____ Material

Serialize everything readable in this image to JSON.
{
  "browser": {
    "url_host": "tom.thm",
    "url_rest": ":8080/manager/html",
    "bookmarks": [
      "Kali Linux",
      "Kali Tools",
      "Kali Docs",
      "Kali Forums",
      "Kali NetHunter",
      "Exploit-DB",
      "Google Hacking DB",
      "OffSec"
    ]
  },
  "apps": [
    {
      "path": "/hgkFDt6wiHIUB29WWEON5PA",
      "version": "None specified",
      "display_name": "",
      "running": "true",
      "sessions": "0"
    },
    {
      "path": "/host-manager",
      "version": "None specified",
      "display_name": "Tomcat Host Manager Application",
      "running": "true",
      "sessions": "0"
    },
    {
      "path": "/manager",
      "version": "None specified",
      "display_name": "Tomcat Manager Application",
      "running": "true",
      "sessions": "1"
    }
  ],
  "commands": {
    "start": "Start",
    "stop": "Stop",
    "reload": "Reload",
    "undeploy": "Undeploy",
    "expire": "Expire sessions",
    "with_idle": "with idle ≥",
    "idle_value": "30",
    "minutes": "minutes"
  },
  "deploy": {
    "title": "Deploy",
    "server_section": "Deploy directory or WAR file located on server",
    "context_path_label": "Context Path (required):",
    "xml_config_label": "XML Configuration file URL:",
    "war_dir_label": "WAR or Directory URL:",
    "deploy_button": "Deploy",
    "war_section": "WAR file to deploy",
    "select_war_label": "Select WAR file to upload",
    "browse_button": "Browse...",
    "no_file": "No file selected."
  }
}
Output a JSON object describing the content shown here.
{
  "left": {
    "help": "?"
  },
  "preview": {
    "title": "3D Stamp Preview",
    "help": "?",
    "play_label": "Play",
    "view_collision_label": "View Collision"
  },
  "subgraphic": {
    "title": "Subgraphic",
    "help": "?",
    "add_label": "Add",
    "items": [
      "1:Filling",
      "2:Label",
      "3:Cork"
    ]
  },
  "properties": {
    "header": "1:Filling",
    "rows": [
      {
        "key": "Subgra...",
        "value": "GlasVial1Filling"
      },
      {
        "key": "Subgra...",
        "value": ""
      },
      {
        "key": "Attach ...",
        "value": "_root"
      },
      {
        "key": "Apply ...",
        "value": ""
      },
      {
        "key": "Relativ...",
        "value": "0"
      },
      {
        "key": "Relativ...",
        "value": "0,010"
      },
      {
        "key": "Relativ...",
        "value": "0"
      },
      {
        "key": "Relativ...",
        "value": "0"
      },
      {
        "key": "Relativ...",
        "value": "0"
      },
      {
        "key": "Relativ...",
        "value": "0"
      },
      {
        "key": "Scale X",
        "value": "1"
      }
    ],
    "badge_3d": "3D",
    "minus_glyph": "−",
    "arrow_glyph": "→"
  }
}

________

== Objective ==
Copy out every line of the listing that contains the string "Tomcat".

== Exercise answer ==
      "display_name": "Tomcat Host Manager Application",
      "display_name": "Tomcat Manager Application",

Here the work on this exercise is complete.